**Aim of the exercise:** Take each line containing the word "Residue" and copy it.

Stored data
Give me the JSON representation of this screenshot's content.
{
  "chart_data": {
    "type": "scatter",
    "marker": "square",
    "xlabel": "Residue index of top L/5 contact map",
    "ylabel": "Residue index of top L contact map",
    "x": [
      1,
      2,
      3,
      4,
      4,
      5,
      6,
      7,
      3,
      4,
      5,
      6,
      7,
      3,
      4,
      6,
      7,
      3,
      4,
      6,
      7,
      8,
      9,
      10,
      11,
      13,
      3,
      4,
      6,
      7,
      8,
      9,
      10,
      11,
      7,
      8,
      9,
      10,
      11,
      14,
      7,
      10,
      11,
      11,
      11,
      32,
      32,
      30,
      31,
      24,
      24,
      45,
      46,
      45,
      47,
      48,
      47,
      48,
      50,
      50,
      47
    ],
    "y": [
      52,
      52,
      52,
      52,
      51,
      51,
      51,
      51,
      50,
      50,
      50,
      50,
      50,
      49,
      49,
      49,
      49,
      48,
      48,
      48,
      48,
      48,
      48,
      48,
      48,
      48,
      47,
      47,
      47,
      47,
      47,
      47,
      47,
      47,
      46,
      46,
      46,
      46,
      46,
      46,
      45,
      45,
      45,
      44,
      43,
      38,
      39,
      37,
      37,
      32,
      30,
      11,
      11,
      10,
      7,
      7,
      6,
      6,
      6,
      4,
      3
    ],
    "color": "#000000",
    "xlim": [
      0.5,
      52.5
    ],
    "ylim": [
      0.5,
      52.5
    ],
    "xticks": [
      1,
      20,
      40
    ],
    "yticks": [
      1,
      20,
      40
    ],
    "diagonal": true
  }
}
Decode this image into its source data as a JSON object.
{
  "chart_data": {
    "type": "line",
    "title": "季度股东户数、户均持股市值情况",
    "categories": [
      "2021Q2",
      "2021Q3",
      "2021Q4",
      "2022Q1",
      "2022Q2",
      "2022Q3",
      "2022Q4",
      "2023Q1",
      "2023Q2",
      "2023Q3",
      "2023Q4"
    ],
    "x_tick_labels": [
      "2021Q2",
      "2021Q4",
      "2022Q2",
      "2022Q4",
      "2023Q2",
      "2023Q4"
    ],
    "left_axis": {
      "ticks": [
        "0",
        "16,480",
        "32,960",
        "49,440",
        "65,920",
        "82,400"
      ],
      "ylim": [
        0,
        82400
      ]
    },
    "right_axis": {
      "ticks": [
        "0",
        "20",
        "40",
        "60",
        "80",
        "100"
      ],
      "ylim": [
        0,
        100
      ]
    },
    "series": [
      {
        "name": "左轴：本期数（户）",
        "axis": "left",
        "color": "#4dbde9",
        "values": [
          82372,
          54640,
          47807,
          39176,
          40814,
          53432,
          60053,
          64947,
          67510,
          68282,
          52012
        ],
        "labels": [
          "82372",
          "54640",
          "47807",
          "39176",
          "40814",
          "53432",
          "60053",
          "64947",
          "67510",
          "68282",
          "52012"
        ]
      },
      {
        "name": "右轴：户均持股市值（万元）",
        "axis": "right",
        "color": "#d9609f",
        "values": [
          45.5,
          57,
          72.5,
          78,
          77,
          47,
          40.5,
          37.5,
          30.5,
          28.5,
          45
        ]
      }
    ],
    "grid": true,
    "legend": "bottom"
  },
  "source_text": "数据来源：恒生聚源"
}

**Complete response:**
    "xlabel": "Residue index of top L/5 contact map",
    "ylabel": "Residue index of top L contact map",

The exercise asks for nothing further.